Extracts from a graphics dataset:
*****
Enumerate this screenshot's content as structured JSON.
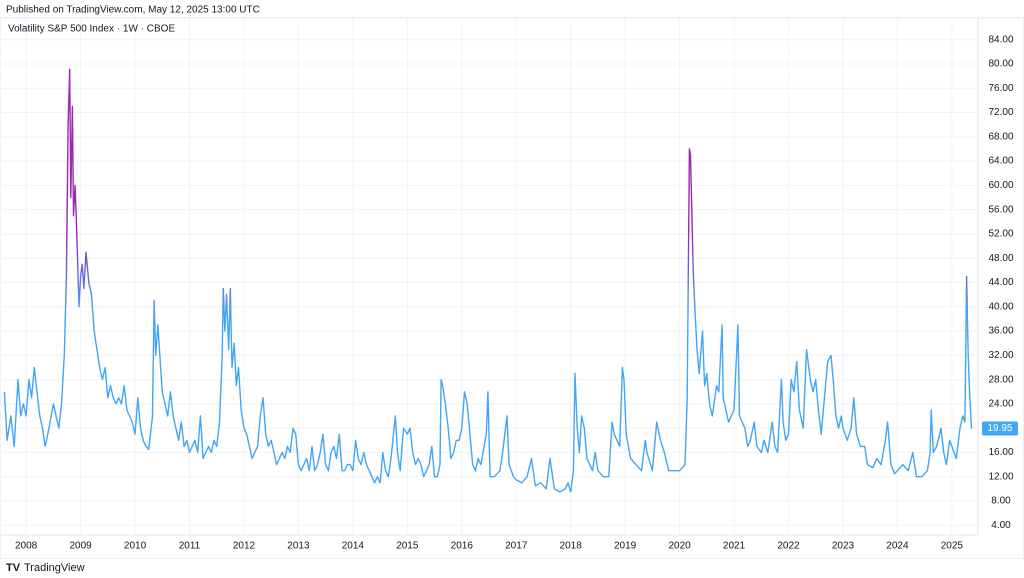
{
  "header": {
    "published": "Published on TradingView.com, May 12, 2025 13:00 UTC",
    "brand": "TradingView"
  },
  "chart_data": {
    "type": "line",
    "title": "Volatility S&P 500 Index · 1W · CBOE",
    "last_value_label": "19.95",
    "color": "#42a5f5",
    "color_high": "#9c27b0",
    "grid": true,
    "xlim": [
      2007.52,
      2025.48
    ],
    "xticks": [
      2008,
      2009,
      2010,
      2011,
      2012,
      2013,
      2014,
      2015,
      2016,
      2017,
      2018,
      2019,
      2020,
      2021,
      2022,
      2023,
      2024,
      2025
    ],
    "ylim": [
      2.4,
      85.6
    ],
    "yticks": [
      {
        "value": 4,
        "label": "4.00"
      },
      {
        "value": 8,
        "label": "8.00"
      },
      {
        "value": 12,
        "label": "12.00"
      },
      {
        "value": 16,
        "label": "16.00"
      },
      {
        "value": 20,
        "label": "20.00"
      },
      {
        "value": 24,
        "label": "24.00"
      },
      {
        "value": 28,
        "label": "28.00"
      },
      {
        "value": 32,
        "label": "32.00"
      },
      {
        "value": 36,
        "label": "36.00"
      },
      {
        "value": 40,
        "label": "40.00"
      },
      {
        "value": 44,
        "label": "44.00"
      },
      {
        "value": 48,
        "label": "48.00"
      },
      {
        "value": 52,
        "label": "52.00"
      },
      {
        "value": 56,
        "label": "56.00"
      },
      {
        "value": 60,
        "label": "60.00"
      },
      {
        "value": 64,
        "label": "64.00"
      },
      {
        "value": 68,
        "label": "68.00"
      },
      {
        "value": 72,
        "label": "72.00"
      },
      {
        "value": 76,
        "label": "76.00"
      },
      {
        "value": 80,
        "label": "80.00"
      },
      {
        "value": 84,
        "label": "84.00"
      }
    ],
    "x": [
      2007.6,
      2007.65,
      2007.72,
      2007.78,
      2007.85,
      2007.9,
      2007.95,
      2008.0,
      2008.05,
      2008.1,
      2008.15,
      2008.2,
      2008.25,
      2008.3,
      2008.35,
      2008.42,
      2008.5,
      2008.55,
      2008.6,
      2008.65,
      2008.7,
      2008.74,
      2008.77,
      2008.8,
      2008.82,
      2008.85,
      2008.87,
      2008.9,
      2008.93,
      2008.97,
      2009.0,
      2009.03,
      2009.06,
      2009.1,
      2009.15,
      2009.2,
      2009.25,
      2009.3,
      2009.35,
      2009.4,
      2009.45,
      2009.5,
      2009.55,
      2009.6,
      2009.65,
      2009.7,
      2009.75,
      2009.8,
      2009.85,
      2009.9,
      2009.95,
      2010.0,
      2010.05,
      2010.1,
      2010.15,
      2010.2,
      2010.25,
      2010.32,
      2010.35,
      2010.38,
      2010.42,
      2010.47,
      2010.5,
      2010.55,
      2010.6,
      2010.65,
      2010.7,
      2010.75,
      2010.8,
      2010.85,
      2010.9,
      2010.95,
      2011.0,
      2011.05,
      2011.1,
      2011.15,
      2011.2,
      2011.25,
      2011.3,
      2011.35,
      2011.4,
      2011.45,
      2011.5,
      2011.55,
      2011.6,
      2011.62,
      2011.65,
      2011.68,
      2011.72,
      2011.75,
      2011.78,
      2011.82,
      2011.86,
      2011.9,
      2011.95,
      2012.0,
      2012.05,
      2012.1,
      2012.15,
      2012.2,
      2012.25,
      2012.3,
      2012.35,
      2012.4,
      2012.45,
      2012.5,
      2012.55,
      2012.6,
      2012.65,
      2012.7,
      2012.75,
      2012.8,
      2012.85,
      2012.9,
      2012.95,
      2013.0,
      2013.05,
      2013.1,
      2013.15,
      2013.2,
      2013.25,
      2013.3,
      2013.35,
      2013.4,
      2013.45,
      2013.5,
      2013.55,
      2013.6,
      2013.65,
      2013.7,
      2013.75,
      2013.8,
      2013.85,
      2013.9,
      2013.95,
      2014.0,
      2014.05,
      2014.1,
      2014.15,
      2014.2,
      2014.25,
      2014.3,
      2014.35,
      2014.4,
      2014.45,
      2014.5,
      2014.55,
      2014.6,
      2014.65,
      2014.7,
      2014.78,
      2014.82,
      2014.87,
      2014.93,
      2015.0,
      2015.05,
      2015.1,
      2015.15,
      2015.2,
      2015.25,
      2015.3,
      2015.35,
      2015.4,
      2015.45,
      2015.5,
      2015.55,
      2015.6,
      2015.62,
      2015.65,
      2015.7,
      2015.75,
      2015.8,
      2015.85,
      2015.9,
      2015.95,
      2016.0,
      2016.05,
      2016.1,
      2016.15,
      2016.2,
      2016.25,
      2016.3,
      2016.35,
      2016.45,
      2016.48,
      2016.52,
      2016.6,
      2016.7,
      2016.75,
      2016.83,
      2016.87,
      2016.95,
      2017.0,
      2017.1,
      2017.2,
      2017.28,
      2017.35,
      2017.45,
      2017.55,
      2017.62,
      2017.7,
      2017.8,
      2017.9,
      2017.95,
      2018.0,
      2018.05,
      2018.08,
      2018.12,
      2018.16,
      2018.2,
      2018.25,
      2018.3,
      2018.4,
      2018.45,
      2018.5,
      2018.6,
      2018.7,
      2018.76,
      2018.8,
      2018.85,
      2018.9,
      2018.95,
      2018.98,
      2019.02,
      2019.1,
      2019.2,
      2019.3,
      2019.37,
      2019.4,
      2019.5,
      2019.58,
      2019.65,
      2019.72,
      2019.8,
      2019.9,
      2020.0,
      2020.1,
      2020.14,
      2020.18,
      2020.2,
      2020.25,
      2020.28,
      2020.32,
      2020.36,
      2020.42,
      2020.46,
      2020.5,
      2020.55,
      2020.6,
      2020.68,
      2020.72,
      2020.78,
      2020.8,
      2020.85,
      2020.9,
      2020.95,
      2021.0,
      2021.07,
      2021.1,
      2021.15,
      2021.2,
      2021.25,
      2021.3,
      2021.37,
      2021.42,
      2021.5,
      2021.55,
      2021.62,
      2021.7,
      2021.75,
      2021.8,
      2021.87,
      2021.9,
      2021.95,
      2022.0,
      2022.05,
      2022.1,
      2022.15,
      2022.2,
      2022.27,
      2022.33,
      2022.4,
      2022.45,
      2022.5,
      2022.55,
      2022.6,
      2022.65,
      2022.72,
      2022.78,
      2022.82,
      2022.87,
      2022.92,
      2022.97,
      2023.0,
      2023.08,
      2023.15,
      2023.2,
      2023.25,
      2023.32,
      2023.4,
      2023.45,
      2023.55,
      2023.62,
      2023.7,
      2023.78,
      2023.82,
      2023.88,
      2023.95,
      2024.0,
      2024.1,
      2024.2,
      2024.28,
      2024.35,
      2024.45,
      2024.55,
      2024.6,
      2024.62,
      2024.66,
      2024.72,
      2024.8,
      2024.85,
      2024.9,
      2024.96,
      2025.0,
      2025.08,
      2025.15,
      2025.2,
      2025.24,
      2025.27,
      2025.3,
      2025.33,
      2025.36
    ],
    "values": [
      26,
      18,
      22,
      17,
      28,
      22,
      24,
      22,
      28,
      25,
      30,
      26,
      22,
      20,
      17,
      20,
      24,
      22,
      20,
      24,
      32,
      45,
      70,
      79.1,
      58,
      73,
      55,
      60,
      52,
      40,
      45,
      47,
      43,
      49,
      44,
      42,
      36,
      33,
      30,
      28,
      30,
      25,
      27,
      25,
      24,
      25,
      24,
      27,
      23,
      22,
      21,
      19,
      25,
      20,
      18,
      17,
      16.5,
      22,
      41,
      32,
      37,
      30,
      26,
      24,
      22,
      26,
      22,
      20,
      18,
      21,
      17,
      18,
      16,
      17,
      18,
      16,
      22,
      15,
      16,
      17,
      16,
      18,
      17,
      21,
      32,
      43,
      36,
      42,
      33,
      43,
      30,
      34,
      27,
      30,
      23,
      20,
      19,
      17,
      15,
      16,
      17,
      22,
      25,
      19,
      17,
      18,
      16,
      14,
      15,
      16,
      15,
      17,
      16,
      20,
      19,
      14,
      13,
      14,
      15,
      13,
      17,
      13,
      14,
      16,
      19,
      14,
      13,
      16,
      17,
      15,
      19,
      13,
      13,
      14,
      14,
      13,
      18,
      15,
      14,
      16,
      14,
      13,
      12,
      11,
      12,
      11,
      16,
      13,
      12,
      15,
      22,
      16,
      13,
      20,
      19,
      20,
      16,
      14,
      15,
      14,
      12,
      13,
      14,
      17,
      12,
      12,
      14,
      28,
      27,
      24,
      20,
      15,
      16,
      18,
      18,
      20,
      26,
      24,
      19,
      14,
      13,
      15,
      14,
      19,
      26,
      12,
      12,
      13,
      16,
      22,
      14,
      12,
      11.5,
      11,
      12,
      15,
      10.5,
      11,
      10,
      15,
      10,
      9.5,
      10,
      11,
      9.5,
      13,
      29,
      20,
      16,
      22,
      20,
      15,
      13,
      16,
      13,
      12,
      12,
      21,
      19,
      18,
      17,
      30,
      28,
      19,
      15,
      14,
      13,
      18,
      16,
      13,
      21,
      18,
      16,
      13,
      13,
      13,
      14,
      25,
      66,
      65,
      46,
      40,
      33,
      29,
      36,
      27,
      29,
      24,
      22,
      27,
      26,
      37,
      25,
      23,
      21,
      22,
      23,
      37,
      22,
      21,
      20,
      17,
      18,
      21,
      17,
      16,
      18,
      16,
      21,
      17,
      16,
      28,
      21,
      18,
      19,
      28,
      26,
      31,
      23,
      20,
      33,
      28,
      26,
      28,
      23,
      19,
      24,
      31,
      32,
      28,
      22,
      20,
      22,
      20,
      18,
      20,
      25,
      19,
      17,
      17,
      14,
      13.5,
      15,
      14,
      18,
      21,
      14,
      12.5,
      13,
      14,
      13,
      16,
      12,
      12,
      13,
      16,
      23,
      16,
      17,
      20,
      16,
      14,
      18,
      17,
      15,
      20,
      22,
      21,
      45,
      32,
      25,
      19.95
    ]
  }
}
*****
**What to produce:** Copy down every line of the entries containing the word "TradingView".

**Answer to this problem:**
    "published": "Published on TradingView.com, May 12, 2025 13:00 UTC",
    "brand": "TradingView"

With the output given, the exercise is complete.